### What the exercise asks:
Below is a block of records. Copy every line in it that contains the word "PIAZZALE".

[Records]
____________
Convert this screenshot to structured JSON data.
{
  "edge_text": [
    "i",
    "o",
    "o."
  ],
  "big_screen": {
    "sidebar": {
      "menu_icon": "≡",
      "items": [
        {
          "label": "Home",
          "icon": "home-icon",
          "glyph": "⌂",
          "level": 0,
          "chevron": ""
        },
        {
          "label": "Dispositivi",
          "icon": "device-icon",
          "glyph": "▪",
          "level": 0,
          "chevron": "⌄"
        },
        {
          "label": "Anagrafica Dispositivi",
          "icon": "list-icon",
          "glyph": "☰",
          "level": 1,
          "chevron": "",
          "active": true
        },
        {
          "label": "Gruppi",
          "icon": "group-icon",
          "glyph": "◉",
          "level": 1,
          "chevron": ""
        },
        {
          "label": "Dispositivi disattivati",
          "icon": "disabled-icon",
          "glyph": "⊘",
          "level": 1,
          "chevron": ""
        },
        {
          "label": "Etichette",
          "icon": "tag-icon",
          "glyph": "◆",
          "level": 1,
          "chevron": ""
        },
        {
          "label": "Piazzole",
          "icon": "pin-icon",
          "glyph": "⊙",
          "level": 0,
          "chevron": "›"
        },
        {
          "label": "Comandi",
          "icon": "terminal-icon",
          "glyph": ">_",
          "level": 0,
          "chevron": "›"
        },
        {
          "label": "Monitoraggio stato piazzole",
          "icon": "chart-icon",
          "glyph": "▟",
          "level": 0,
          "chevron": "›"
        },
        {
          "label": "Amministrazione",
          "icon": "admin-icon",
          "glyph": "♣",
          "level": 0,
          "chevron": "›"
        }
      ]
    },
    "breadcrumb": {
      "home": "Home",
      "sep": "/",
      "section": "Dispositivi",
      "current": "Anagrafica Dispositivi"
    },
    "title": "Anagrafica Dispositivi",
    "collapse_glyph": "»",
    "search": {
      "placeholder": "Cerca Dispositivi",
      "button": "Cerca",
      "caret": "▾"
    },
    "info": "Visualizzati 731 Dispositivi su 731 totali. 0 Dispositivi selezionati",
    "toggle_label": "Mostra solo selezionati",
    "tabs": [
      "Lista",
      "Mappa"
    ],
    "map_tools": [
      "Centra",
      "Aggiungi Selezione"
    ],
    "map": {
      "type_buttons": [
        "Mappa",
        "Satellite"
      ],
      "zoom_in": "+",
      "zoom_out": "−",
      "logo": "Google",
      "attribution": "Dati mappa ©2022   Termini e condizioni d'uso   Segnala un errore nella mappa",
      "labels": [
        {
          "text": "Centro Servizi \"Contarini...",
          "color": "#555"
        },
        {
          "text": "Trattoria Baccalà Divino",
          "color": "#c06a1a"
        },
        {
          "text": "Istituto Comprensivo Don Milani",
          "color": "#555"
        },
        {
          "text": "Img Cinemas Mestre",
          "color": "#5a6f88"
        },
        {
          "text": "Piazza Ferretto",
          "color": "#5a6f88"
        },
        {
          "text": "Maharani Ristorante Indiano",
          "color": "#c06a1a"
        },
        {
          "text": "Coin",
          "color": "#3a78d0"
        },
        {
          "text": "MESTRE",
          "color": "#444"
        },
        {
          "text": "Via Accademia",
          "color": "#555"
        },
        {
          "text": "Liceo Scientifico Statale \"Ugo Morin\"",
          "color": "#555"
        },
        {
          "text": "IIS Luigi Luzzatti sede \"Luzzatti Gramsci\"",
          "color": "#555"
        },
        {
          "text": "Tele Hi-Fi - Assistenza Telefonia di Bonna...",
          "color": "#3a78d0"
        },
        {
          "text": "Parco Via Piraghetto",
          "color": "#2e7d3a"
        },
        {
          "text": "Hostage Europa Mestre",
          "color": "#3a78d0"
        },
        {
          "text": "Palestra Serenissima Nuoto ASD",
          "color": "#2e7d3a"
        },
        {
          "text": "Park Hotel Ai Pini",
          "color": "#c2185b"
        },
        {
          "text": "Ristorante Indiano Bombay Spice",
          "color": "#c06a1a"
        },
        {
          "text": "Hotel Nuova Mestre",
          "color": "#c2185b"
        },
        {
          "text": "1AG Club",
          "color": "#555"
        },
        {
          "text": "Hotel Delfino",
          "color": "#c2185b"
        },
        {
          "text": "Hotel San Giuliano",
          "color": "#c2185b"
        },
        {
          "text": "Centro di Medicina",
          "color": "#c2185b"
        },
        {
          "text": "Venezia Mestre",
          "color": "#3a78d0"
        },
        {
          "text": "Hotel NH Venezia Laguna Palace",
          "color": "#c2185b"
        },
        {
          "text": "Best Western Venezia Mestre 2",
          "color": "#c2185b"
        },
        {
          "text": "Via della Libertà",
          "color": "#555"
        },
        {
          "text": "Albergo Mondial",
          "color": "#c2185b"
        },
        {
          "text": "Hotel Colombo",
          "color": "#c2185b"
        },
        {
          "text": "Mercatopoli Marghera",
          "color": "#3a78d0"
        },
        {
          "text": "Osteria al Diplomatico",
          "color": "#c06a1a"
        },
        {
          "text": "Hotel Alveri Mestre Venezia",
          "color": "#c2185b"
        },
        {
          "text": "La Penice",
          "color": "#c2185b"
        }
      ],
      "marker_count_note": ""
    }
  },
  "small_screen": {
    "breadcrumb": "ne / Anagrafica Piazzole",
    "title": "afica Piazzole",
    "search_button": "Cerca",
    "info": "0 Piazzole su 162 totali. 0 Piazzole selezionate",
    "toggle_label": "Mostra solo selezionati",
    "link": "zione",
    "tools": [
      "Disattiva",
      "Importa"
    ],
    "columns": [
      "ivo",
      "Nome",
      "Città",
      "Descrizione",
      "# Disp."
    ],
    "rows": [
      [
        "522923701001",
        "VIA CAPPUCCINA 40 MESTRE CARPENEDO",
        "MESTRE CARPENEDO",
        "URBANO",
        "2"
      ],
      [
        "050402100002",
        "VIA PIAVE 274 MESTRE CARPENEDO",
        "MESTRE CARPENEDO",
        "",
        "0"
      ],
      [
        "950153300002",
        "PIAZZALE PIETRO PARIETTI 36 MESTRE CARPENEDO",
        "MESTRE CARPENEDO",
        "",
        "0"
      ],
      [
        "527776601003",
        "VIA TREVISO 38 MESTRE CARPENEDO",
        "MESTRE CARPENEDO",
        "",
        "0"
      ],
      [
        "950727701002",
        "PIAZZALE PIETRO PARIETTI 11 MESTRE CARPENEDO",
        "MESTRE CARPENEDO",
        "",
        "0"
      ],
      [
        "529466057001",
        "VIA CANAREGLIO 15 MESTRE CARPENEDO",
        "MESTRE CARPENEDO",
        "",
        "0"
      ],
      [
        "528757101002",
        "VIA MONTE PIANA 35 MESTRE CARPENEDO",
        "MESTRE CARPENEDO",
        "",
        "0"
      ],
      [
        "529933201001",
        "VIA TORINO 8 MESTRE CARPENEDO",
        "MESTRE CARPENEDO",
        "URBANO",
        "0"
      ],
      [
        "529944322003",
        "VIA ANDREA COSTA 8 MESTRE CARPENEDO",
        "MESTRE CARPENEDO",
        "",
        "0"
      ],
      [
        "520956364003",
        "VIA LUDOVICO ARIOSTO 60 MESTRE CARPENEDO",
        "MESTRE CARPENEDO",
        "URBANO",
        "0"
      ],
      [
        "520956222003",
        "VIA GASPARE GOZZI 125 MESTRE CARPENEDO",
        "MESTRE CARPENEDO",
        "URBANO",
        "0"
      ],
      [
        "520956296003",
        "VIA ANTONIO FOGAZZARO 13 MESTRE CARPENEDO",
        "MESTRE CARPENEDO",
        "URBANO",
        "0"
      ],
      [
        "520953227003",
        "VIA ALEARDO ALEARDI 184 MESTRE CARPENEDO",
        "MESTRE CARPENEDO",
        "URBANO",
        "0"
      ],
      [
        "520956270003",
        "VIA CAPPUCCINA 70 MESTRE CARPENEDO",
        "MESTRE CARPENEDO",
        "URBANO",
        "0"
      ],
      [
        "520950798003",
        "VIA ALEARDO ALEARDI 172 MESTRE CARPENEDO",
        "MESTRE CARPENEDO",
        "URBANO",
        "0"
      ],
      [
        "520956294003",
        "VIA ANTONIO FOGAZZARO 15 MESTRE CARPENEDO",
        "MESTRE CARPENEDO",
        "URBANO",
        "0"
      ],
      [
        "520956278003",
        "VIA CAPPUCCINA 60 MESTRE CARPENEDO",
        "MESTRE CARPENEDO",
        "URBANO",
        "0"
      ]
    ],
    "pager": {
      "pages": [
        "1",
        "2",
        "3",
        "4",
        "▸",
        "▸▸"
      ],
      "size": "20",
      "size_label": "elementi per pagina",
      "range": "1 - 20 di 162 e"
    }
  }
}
____________
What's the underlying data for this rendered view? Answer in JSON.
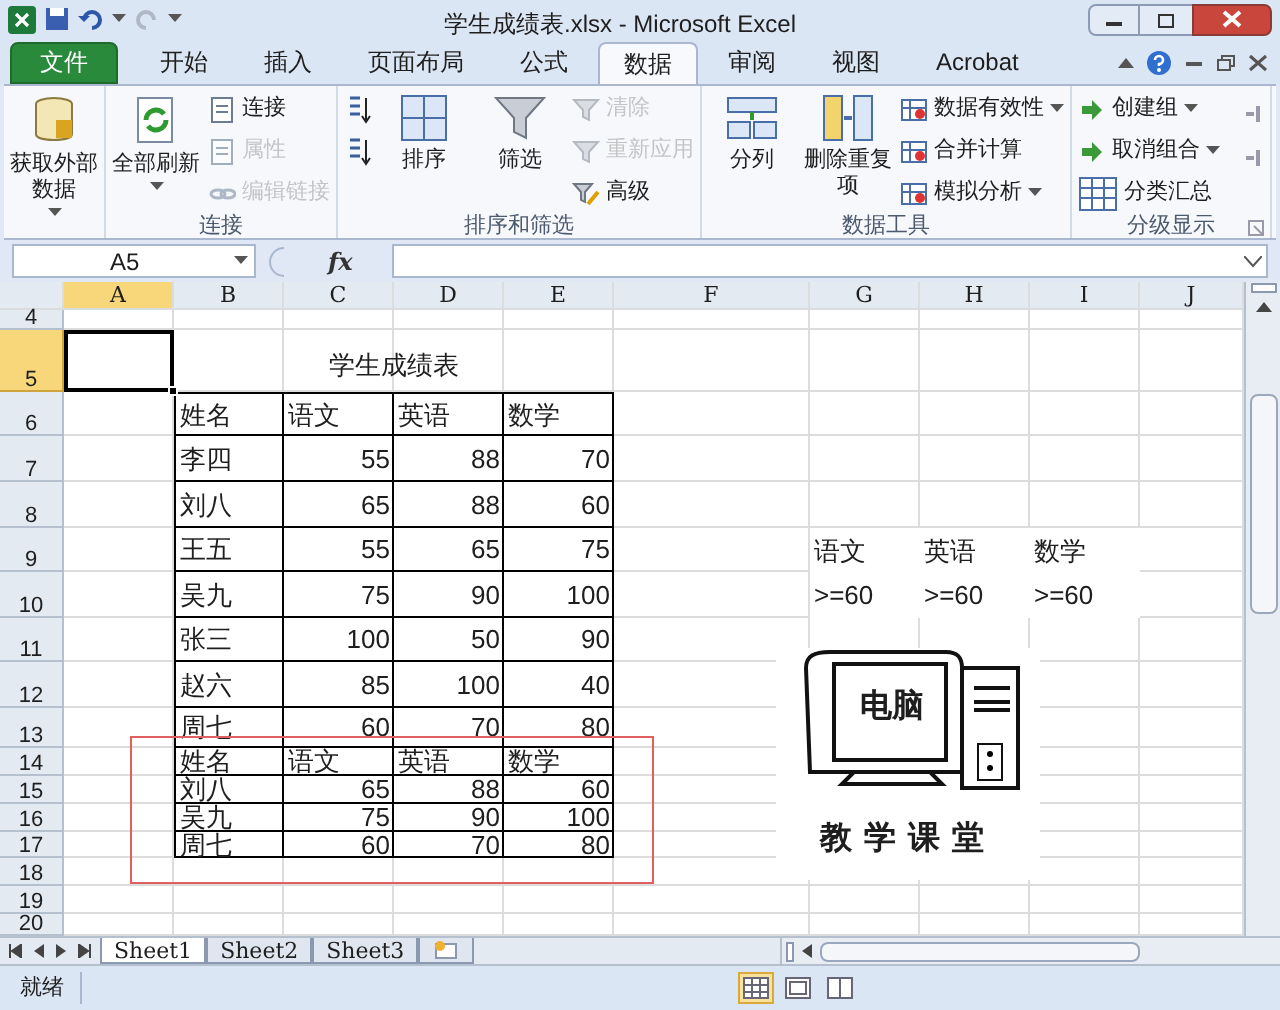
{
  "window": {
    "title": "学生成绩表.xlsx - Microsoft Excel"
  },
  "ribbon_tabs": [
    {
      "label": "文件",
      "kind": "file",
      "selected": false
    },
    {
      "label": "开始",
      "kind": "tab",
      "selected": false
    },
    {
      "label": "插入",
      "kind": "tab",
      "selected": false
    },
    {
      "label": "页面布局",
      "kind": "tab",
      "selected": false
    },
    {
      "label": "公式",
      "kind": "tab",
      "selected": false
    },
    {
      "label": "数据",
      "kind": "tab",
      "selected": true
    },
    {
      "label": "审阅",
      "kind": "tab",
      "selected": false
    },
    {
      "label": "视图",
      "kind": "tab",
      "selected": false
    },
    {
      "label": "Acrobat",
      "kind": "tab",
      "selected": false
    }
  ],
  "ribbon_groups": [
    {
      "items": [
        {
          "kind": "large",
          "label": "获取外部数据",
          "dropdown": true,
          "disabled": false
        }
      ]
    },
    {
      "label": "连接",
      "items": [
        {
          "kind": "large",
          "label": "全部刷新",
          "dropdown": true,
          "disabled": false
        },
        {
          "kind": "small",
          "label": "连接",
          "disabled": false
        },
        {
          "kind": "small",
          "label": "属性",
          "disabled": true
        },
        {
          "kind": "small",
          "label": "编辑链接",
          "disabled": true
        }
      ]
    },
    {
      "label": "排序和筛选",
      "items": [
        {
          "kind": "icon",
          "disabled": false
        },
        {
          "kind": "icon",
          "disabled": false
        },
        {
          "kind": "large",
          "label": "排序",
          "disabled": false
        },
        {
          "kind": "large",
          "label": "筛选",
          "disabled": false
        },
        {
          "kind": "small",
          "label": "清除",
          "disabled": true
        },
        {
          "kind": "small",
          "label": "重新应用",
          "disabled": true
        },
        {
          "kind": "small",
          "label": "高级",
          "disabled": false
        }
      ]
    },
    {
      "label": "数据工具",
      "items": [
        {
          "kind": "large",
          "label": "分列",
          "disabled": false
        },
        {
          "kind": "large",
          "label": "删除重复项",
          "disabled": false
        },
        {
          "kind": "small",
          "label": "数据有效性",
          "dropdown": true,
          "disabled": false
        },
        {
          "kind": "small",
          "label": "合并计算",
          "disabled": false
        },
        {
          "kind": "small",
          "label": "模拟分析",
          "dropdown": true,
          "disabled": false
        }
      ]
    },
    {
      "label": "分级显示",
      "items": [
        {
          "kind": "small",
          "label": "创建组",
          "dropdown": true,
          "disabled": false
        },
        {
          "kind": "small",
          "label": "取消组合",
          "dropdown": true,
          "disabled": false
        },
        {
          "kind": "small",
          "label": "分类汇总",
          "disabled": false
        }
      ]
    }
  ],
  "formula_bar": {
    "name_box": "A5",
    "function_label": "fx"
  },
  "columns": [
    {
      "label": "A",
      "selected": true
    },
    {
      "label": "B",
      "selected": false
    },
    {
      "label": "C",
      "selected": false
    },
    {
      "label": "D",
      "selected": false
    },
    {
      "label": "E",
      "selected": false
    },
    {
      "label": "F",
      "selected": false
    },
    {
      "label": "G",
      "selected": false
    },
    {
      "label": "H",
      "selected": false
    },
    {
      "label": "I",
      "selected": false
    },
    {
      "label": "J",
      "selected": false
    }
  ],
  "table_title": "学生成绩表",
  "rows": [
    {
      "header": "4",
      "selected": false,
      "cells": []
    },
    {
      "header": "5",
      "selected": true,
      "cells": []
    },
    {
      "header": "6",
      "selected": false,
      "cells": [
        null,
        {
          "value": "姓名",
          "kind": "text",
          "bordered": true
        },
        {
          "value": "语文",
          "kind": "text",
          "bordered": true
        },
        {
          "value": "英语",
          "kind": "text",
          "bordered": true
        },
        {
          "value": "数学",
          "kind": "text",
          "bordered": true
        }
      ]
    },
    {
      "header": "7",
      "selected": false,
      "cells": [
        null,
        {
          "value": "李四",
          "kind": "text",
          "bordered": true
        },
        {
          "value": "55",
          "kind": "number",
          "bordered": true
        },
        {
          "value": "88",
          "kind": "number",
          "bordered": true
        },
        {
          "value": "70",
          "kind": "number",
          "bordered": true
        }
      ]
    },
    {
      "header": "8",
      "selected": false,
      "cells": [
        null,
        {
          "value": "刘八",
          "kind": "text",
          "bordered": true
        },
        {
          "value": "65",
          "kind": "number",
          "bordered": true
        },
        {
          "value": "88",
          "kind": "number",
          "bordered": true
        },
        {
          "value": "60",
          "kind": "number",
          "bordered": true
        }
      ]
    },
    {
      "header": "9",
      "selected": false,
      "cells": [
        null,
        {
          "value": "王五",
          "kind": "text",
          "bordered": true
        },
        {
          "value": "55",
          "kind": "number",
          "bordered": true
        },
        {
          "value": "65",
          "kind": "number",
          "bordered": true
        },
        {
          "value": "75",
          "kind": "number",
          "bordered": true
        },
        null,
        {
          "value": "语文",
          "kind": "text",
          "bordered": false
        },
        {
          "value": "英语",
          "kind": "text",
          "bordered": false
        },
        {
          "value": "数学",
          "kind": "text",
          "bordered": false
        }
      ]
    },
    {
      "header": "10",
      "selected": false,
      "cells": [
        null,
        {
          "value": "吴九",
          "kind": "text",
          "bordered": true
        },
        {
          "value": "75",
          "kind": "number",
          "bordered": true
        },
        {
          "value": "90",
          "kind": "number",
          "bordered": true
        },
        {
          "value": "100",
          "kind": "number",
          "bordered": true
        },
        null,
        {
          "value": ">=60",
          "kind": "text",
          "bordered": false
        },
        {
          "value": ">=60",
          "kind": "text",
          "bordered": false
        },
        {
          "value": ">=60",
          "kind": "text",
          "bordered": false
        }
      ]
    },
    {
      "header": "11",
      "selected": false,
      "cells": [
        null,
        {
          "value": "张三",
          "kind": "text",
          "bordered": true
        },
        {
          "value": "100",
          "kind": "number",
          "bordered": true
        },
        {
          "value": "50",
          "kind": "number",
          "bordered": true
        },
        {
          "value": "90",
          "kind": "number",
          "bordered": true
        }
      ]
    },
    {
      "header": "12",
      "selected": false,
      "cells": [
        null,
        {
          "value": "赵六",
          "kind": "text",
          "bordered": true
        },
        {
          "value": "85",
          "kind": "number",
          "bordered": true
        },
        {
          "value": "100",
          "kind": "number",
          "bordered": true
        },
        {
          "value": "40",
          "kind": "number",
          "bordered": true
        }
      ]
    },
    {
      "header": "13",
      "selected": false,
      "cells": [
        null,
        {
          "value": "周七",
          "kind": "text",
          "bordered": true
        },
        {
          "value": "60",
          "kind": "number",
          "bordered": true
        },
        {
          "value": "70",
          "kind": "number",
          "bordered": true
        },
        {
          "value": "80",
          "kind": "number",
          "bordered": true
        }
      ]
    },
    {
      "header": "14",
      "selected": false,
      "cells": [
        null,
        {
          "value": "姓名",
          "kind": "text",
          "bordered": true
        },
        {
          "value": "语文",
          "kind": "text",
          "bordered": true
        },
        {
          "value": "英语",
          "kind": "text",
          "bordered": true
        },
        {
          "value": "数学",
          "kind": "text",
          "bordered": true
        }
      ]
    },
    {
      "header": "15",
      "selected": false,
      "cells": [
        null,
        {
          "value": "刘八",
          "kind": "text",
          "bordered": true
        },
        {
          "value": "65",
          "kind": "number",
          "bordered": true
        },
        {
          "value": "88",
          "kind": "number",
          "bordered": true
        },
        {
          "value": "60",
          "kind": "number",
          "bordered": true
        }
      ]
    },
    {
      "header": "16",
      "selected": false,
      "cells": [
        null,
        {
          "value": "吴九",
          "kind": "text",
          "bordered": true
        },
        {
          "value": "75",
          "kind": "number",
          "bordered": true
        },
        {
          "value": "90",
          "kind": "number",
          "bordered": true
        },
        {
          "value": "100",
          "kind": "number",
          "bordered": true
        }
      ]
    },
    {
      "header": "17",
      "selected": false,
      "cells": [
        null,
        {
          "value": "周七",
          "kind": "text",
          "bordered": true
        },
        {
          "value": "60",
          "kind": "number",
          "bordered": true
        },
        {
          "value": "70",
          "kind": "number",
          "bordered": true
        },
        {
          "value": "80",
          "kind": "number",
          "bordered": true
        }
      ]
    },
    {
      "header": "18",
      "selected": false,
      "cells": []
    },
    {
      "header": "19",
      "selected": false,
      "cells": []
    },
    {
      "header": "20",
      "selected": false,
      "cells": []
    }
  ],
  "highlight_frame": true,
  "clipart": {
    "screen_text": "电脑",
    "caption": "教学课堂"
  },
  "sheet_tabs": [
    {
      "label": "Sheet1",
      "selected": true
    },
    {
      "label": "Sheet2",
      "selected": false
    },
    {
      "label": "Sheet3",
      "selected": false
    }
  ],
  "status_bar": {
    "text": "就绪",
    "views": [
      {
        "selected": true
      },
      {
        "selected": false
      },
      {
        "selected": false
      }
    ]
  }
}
____________
### Result of this exercise:
        "PIAZZALE PIETRO PARIETTI 36 MESTRE CARPENEDO",
        "PIAZZALE PIETRO PARIETTI 11 MESTRE CARPENEDO",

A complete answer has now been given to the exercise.